Task prompt
Quote the data below in full, please, without altering anything.

Data for this exercise
## begin

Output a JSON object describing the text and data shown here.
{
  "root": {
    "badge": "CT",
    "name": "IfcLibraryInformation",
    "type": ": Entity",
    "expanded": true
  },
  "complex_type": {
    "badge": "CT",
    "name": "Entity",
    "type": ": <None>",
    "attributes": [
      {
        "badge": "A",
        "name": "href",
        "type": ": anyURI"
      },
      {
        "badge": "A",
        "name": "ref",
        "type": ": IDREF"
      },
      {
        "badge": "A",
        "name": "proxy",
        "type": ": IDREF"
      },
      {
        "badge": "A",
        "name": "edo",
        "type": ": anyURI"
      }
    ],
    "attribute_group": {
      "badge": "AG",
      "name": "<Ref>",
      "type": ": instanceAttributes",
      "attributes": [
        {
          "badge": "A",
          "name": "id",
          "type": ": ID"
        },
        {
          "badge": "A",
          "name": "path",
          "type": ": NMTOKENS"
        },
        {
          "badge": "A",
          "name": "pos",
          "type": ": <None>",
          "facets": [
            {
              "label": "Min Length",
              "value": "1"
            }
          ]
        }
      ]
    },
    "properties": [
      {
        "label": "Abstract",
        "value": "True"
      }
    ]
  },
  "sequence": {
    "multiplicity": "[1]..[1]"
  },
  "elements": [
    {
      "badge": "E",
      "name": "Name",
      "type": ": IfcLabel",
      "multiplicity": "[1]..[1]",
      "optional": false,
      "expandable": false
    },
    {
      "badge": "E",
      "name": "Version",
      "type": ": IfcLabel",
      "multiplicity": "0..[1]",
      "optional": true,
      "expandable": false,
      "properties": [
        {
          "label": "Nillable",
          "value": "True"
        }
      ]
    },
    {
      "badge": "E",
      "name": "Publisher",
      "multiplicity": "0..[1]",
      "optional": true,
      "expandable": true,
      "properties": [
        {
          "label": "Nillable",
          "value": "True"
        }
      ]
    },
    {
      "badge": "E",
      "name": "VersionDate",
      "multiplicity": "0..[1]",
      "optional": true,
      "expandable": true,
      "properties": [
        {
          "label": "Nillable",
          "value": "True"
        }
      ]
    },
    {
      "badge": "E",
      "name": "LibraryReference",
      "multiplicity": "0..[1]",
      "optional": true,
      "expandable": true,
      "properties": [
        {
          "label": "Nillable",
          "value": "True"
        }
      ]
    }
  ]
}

## end

In response
Output a JSON object describing the text and data shown here.
{
  "root": {
    "badge": "CT",
    "name": "IfcLibraryInformation",
    "type": ": Entity",
    "expanded": true
  },
  "complex_type": {
    "badge": "CT",
    "name": "Entity",
    "type": ": <None>",
    "attributes": [
      {
        "badge": "A",
        "name": "href",
        "type": ": anyURI"
      },
      {
        "badge": "A",
        "name": "ref",
        "type": ": IDREF"
      },
      {
        "badge": "A",
        "name": "proxy",
        "type": ": IDREF"
      },
      {
        "badge": "A",
        "name": "edo",
        "type": ": anyURI"
      }
    ],
    "attribute_group": {
      "badge": "AG",
      "name": "<Ref>",
      "type": ": instanceAttributes",
      "attributes": [
        {
          "badge": "A",
          "name": "id",
          "type": ": ID"
        },
        {
          "badge": "A",
          "name": "path",
          "type": ": NMTOKENS"
        },
        {
          "badge": "A",
          "name": "pos",
          "type": ": <None>",
          "facets": [
            {
              "label": "Min Length",
              "value": "1"
            }
          ]
        }
      ]
    },
    "properties": [
      {
        "label": "Abstract",
        "value": "True"
      }
    ]
  },
  "sequence": {
    "multiplicity": "[1]..[1]"
  },
  "elements": [
    {
      "badge": "E",
      "name": "Name",
      "type": ": IfcLabel",
      "multiplicity": "[1]..[1]",
      "optional": false,
      "expandable": false
    },
    {
      "badge": "E",
      "name": "Version",
      "type": ": IfcLabel",
      "multiplicity": "0..[1]",
      "optional": true,
      "expandable": false,
      "properties": [
        {
          "label": "Nillable",
          "value": "True"
        }
      ]
    },
    {
      "badge": "E",
      "name": "Publisher",
      "multiplicity": "0..[1]",
      "optional": true,
      "expandable": true,
      "properties": [
        {
          "label": "Nillable",
          "value": "True"
        }
      ]
    },
    {
      "badge": "E",
      "name": "VersionDate",
      "multiplicity": "0..[1]",
      "optional": true,
      "expandable": true,
      "properties": [
        {
          "label": "Nillable",
          "value": "True"
        }
      ]
    },
    {
      "badge": "E",
      "name": "LibraryReference",
      "multiplicity": "0..[1]",
      "optional": true,
      "expandable": true,
      "properties": [
        {
          "label": "Nillable",
          "value": "True"
        }
      ]
    }
  ]
}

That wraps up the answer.